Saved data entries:
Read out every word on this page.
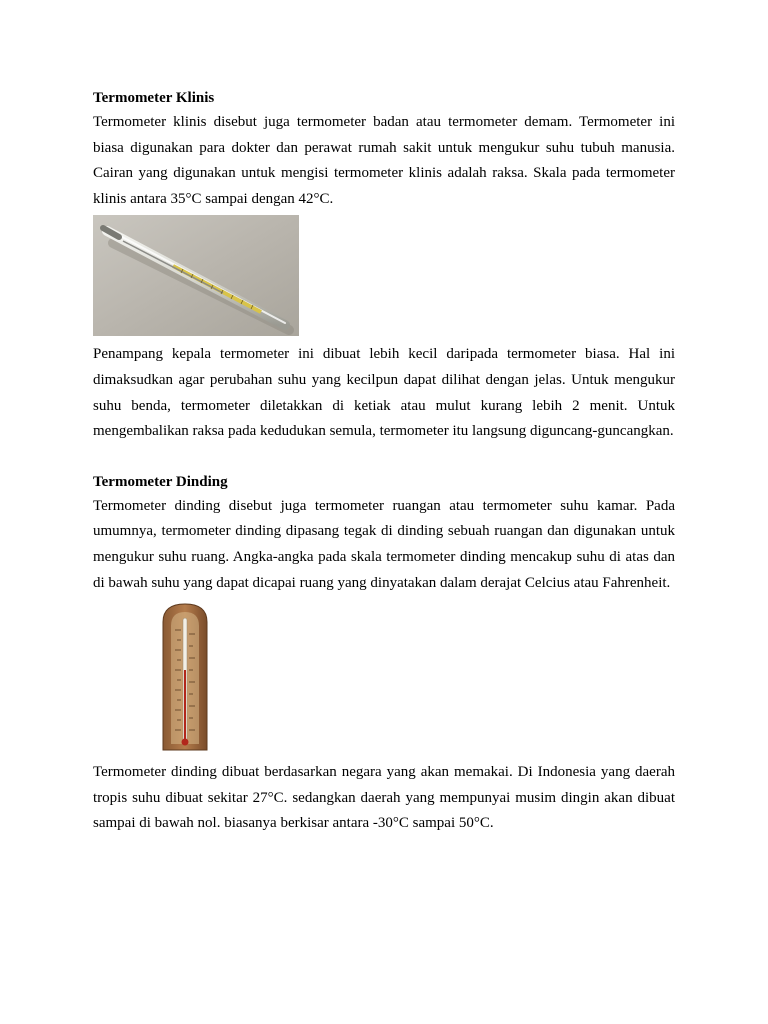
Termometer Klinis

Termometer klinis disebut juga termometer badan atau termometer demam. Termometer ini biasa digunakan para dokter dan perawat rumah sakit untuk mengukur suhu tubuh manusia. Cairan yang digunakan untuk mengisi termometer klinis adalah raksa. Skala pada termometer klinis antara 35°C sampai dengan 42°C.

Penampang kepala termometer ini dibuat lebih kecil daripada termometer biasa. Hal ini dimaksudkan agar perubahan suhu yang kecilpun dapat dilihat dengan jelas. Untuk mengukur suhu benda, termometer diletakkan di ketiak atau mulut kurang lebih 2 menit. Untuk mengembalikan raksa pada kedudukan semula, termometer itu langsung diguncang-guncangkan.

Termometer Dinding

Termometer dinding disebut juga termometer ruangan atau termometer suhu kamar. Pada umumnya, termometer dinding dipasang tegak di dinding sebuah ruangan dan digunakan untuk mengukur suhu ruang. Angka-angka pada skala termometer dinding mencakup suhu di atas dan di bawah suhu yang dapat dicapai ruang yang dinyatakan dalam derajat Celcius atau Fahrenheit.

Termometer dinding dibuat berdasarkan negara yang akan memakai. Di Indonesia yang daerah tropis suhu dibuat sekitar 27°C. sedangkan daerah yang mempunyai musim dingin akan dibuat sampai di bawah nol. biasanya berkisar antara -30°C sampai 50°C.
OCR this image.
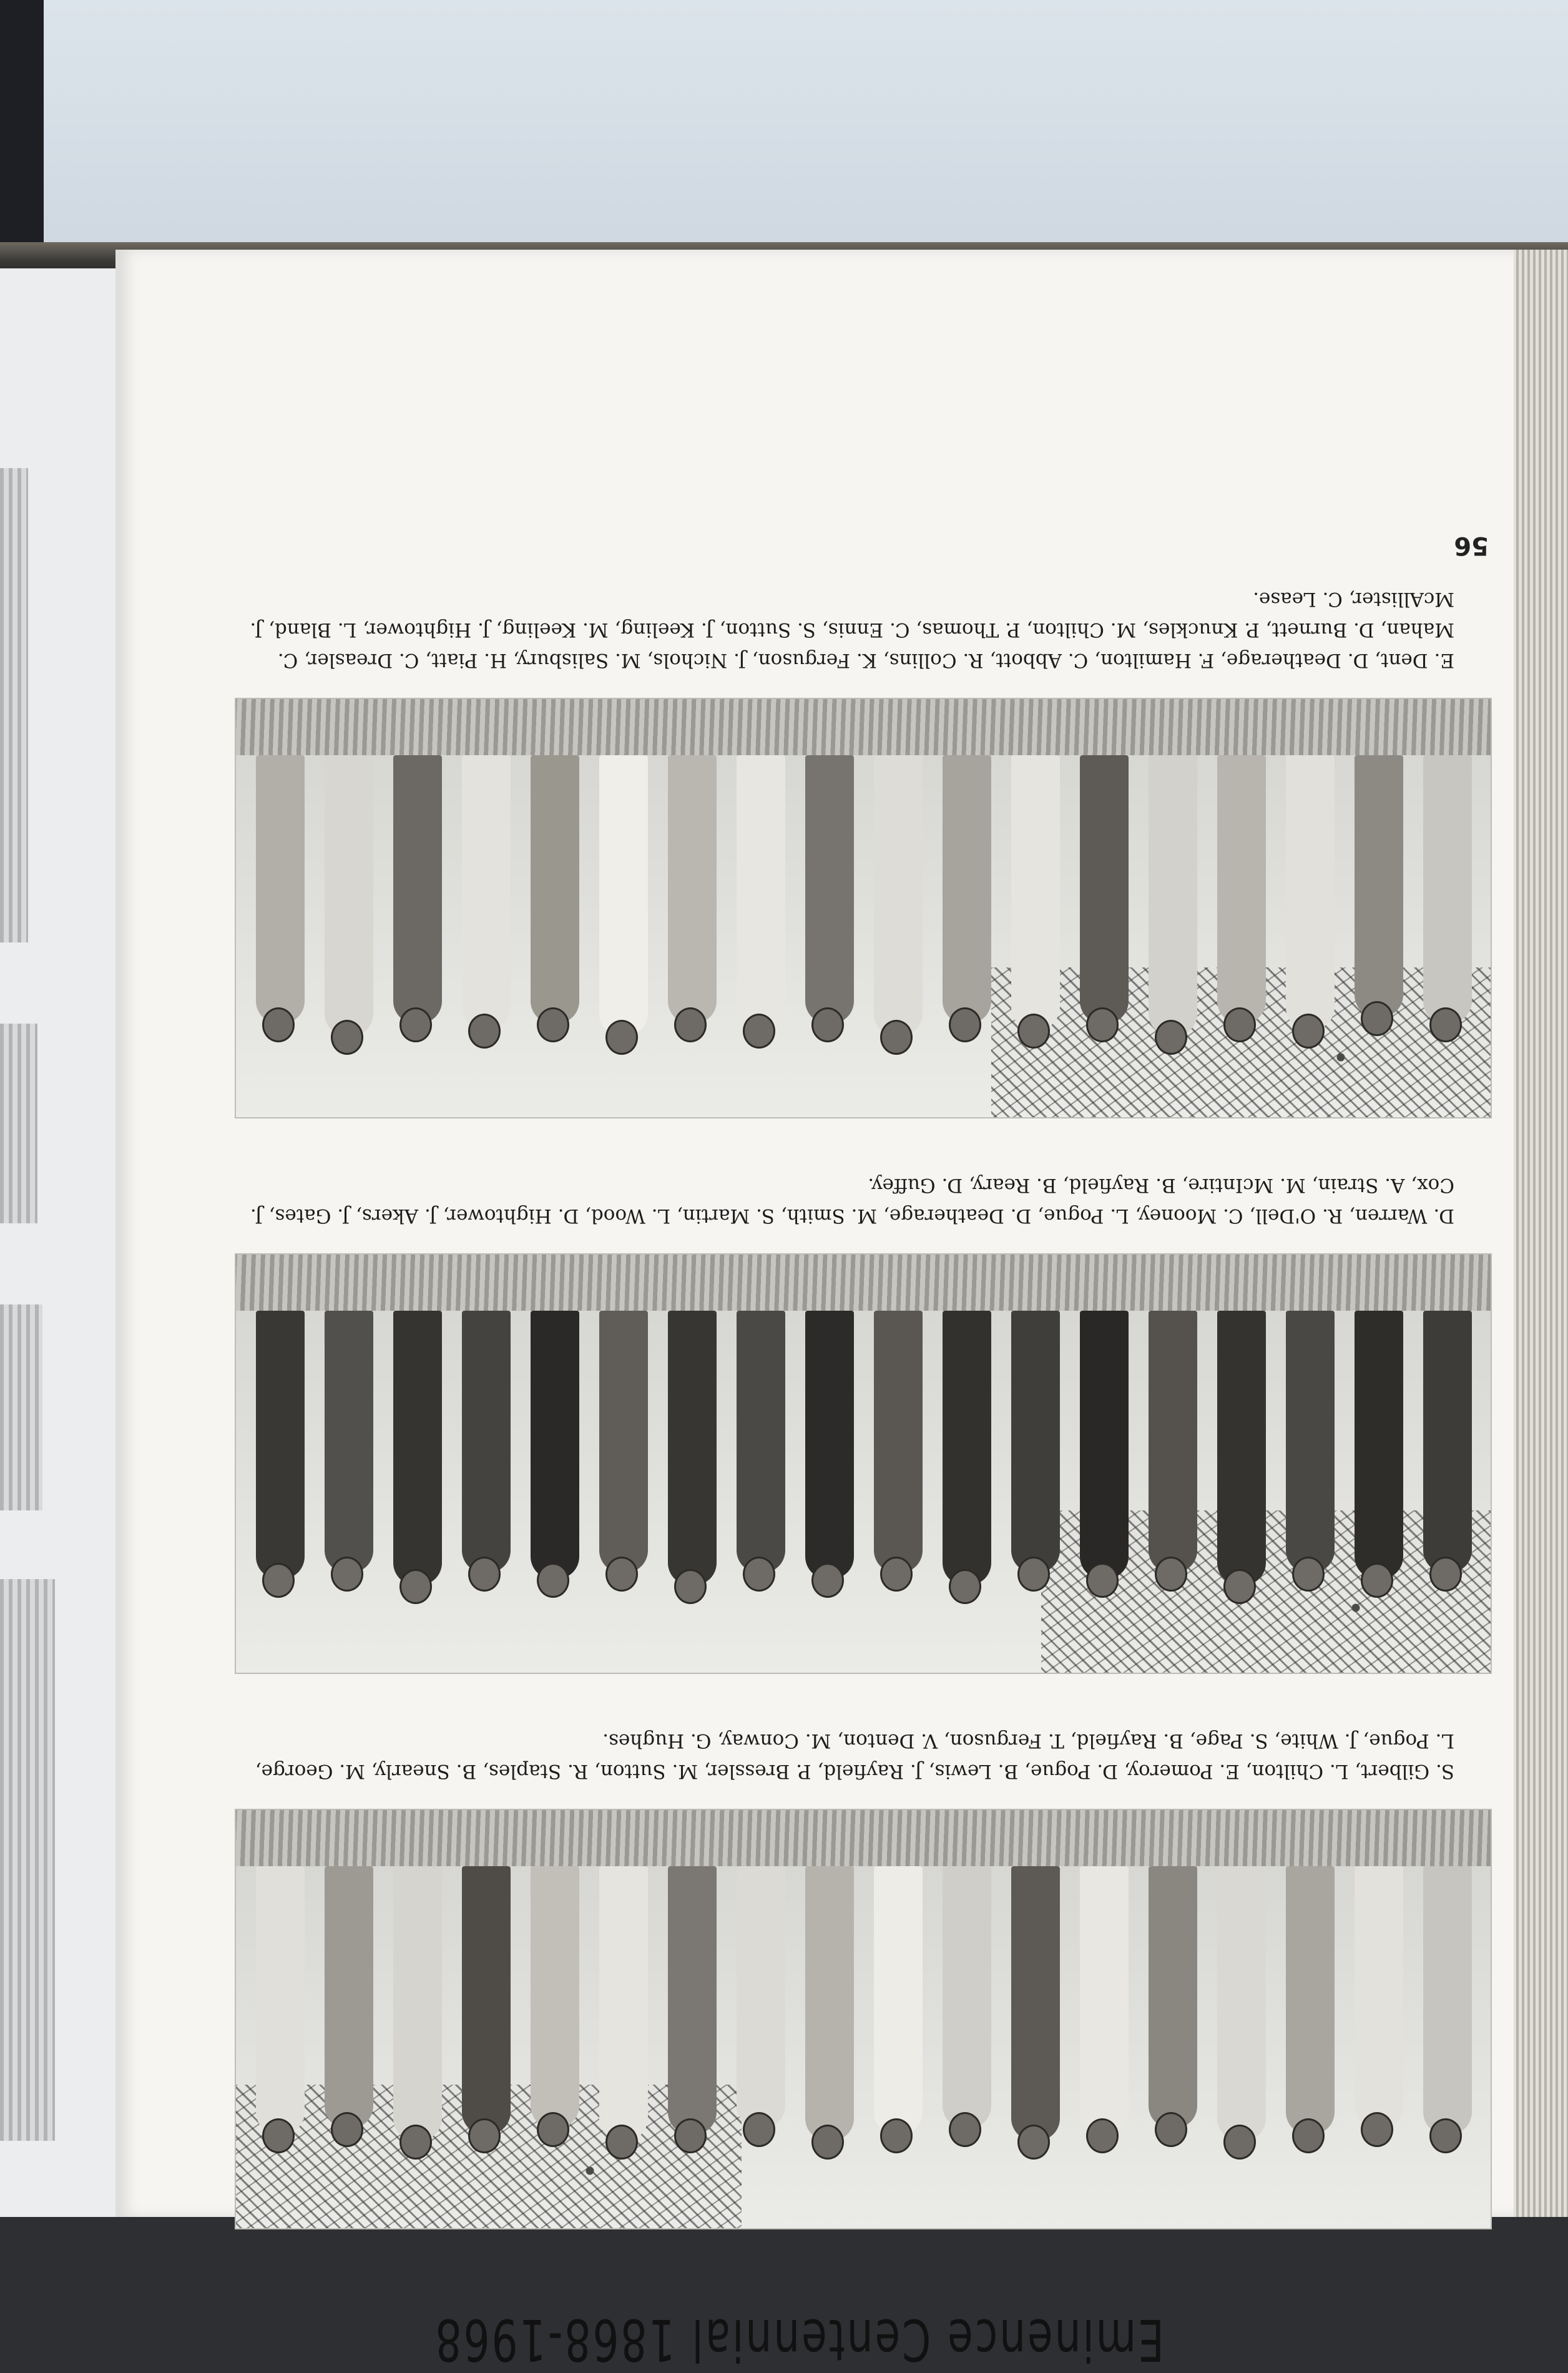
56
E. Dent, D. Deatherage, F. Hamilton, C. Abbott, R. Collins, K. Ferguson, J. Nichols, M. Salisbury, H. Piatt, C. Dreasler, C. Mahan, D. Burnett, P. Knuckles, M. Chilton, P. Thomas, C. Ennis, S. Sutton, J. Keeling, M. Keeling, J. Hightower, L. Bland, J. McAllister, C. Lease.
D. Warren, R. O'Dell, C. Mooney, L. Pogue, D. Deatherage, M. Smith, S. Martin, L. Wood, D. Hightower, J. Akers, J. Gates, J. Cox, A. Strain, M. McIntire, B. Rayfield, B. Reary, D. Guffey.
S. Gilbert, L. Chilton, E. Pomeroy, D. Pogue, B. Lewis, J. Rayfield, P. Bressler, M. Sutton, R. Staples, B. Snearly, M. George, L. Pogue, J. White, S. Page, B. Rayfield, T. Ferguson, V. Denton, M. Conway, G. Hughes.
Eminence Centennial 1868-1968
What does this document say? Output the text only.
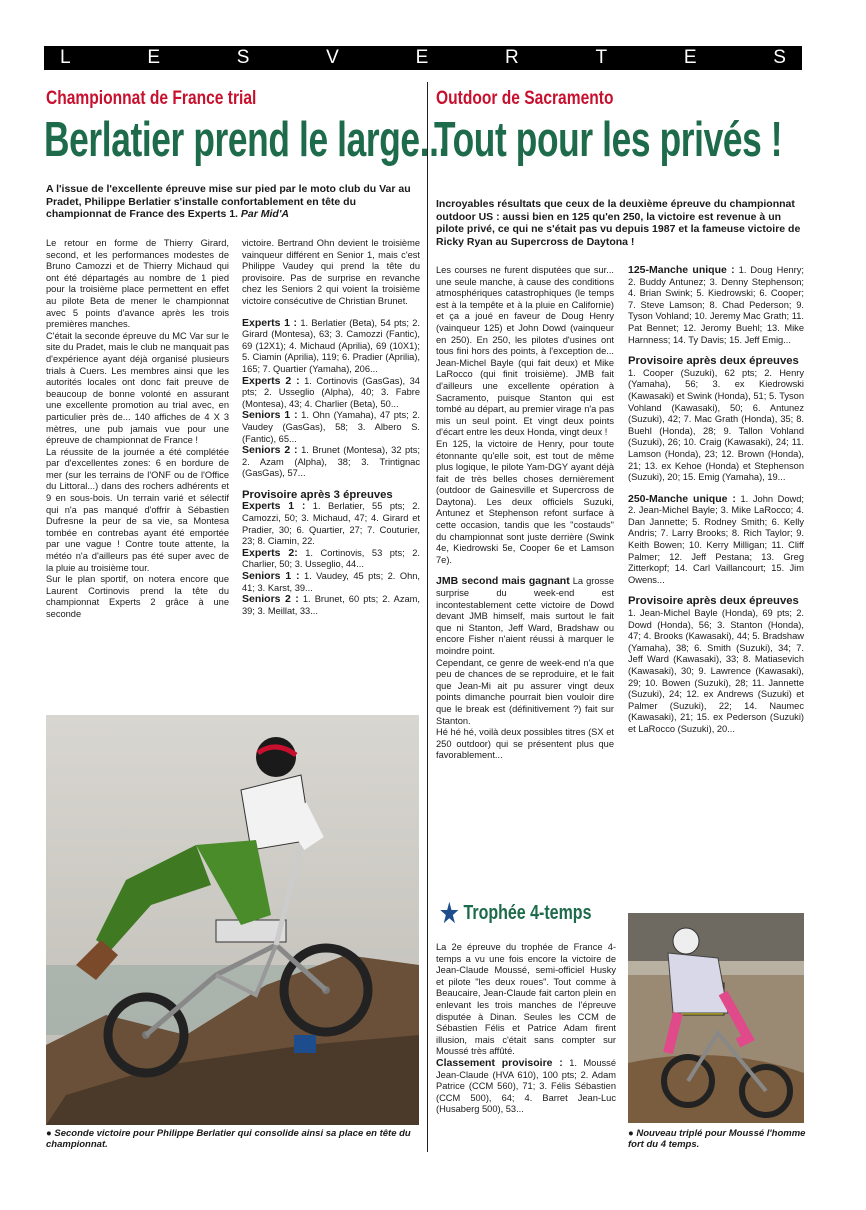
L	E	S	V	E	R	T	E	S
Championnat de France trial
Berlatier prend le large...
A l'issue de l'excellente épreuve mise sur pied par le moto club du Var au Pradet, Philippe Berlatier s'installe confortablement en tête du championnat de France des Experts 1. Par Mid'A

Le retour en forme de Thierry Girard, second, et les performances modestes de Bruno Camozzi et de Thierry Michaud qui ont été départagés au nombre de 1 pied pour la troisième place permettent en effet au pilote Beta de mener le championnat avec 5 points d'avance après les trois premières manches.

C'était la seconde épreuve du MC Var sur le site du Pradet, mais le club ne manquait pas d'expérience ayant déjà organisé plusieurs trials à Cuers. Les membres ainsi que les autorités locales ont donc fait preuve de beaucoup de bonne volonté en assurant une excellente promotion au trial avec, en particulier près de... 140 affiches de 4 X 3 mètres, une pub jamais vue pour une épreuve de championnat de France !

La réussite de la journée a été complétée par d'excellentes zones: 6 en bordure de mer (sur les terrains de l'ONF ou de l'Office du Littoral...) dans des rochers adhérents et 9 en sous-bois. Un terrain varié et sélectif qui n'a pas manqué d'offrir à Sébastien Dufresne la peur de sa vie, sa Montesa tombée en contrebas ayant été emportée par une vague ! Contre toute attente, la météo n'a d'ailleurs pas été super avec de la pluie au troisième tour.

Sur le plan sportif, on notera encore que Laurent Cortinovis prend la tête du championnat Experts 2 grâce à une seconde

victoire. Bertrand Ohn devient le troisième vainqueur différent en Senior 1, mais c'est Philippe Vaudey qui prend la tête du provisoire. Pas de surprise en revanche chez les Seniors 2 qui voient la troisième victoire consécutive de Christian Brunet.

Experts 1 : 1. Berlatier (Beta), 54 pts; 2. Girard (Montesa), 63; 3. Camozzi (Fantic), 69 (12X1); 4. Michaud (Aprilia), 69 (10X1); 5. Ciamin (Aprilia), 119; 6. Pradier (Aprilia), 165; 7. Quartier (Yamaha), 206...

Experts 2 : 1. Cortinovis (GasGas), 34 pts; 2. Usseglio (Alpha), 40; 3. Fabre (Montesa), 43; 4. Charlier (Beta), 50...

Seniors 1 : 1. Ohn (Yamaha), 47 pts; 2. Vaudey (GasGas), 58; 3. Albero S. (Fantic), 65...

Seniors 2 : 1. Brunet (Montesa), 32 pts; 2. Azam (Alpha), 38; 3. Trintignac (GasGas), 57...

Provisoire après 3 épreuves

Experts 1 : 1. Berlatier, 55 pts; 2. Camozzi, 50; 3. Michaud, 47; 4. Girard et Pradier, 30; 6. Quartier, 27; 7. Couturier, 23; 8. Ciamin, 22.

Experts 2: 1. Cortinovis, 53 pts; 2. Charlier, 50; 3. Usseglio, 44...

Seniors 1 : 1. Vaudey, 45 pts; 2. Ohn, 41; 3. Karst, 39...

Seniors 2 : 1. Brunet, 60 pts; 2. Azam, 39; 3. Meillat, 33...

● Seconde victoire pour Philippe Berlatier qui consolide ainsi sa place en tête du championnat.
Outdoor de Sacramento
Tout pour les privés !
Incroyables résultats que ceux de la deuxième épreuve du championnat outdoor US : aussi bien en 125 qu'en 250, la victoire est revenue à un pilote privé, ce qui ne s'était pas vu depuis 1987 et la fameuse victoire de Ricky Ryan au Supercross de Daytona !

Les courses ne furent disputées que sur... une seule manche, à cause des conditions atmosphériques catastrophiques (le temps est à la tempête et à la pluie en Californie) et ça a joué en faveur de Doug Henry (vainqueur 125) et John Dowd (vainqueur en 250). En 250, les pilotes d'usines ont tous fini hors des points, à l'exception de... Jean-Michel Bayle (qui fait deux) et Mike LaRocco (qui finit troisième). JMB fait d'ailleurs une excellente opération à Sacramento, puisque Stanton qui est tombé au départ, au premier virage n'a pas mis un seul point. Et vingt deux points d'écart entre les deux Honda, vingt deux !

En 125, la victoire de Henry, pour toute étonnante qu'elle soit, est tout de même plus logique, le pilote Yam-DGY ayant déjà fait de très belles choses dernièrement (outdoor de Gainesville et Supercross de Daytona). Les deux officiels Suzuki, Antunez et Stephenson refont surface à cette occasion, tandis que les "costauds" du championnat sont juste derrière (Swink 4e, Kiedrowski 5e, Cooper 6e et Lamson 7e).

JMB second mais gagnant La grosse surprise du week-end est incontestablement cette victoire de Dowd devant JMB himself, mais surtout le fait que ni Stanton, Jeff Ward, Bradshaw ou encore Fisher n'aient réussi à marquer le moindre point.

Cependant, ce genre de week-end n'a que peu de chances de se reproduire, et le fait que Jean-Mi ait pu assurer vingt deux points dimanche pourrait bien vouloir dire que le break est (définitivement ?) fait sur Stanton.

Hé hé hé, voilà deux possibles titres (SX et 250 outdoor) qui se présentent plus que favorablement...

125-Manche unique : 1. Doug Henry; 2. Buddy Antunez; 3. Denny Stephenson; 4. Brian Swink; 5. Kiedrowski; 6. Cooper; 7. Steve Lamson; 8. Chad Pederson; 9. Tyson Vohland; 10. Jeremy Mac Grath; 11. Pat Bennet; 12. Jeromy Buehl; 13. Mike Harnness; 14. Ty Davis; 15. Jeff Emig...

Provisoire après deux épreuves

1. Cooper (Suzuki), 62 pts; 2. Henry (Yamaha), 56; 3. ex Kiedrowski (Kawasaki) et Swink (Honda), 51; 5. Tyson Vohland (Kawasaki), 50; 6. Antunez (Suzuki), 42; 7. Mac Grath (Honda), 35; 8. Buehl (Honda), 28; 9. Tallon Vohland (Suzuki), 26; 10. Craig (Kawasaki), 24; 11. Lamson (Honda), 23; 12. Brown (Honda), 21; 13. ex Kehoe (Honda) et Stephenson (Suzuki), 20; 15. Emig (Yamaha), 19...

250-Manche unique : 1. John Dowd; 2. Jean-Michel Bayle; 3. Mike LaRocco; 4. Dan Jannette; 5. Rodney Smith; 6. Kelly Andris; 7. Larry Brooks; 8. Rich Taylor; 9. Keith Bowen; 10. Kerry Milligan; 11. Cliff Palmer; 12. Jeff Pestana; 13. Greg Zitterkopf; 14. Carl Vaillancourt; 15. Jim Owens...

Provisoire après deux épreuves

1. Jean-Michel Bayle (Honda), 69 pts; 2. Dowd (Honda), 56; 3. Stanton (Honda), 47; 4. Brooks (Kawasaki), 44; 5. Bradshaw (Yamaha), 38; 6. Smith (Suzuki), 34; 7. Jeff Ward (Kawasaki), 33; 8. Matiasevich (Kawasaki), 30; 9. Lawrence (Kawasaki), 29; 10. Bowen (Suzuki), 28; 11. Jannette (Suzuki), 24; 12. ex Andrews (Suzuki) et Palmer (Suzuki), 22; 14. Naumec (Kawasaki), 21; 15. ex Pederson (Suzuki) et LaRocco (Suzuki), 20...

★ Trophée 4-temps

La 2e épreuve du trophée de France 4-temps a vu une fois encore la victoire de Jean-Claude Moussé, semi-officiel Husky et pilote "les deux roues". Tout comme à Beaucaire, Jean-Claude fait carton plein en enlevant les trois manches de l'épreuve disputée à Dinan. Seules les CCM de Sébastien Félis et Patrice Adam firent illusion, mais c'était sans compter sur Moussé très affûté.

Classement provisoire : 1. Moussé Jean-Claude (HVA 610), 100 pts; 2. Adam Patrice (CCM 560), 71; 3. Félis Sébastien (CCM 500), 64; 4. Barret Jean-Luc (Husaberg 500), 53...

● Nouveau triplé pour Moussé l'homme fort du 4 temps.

Directions for this task: Report only the number of lines in the data above that contain "Azam".

Task result: 2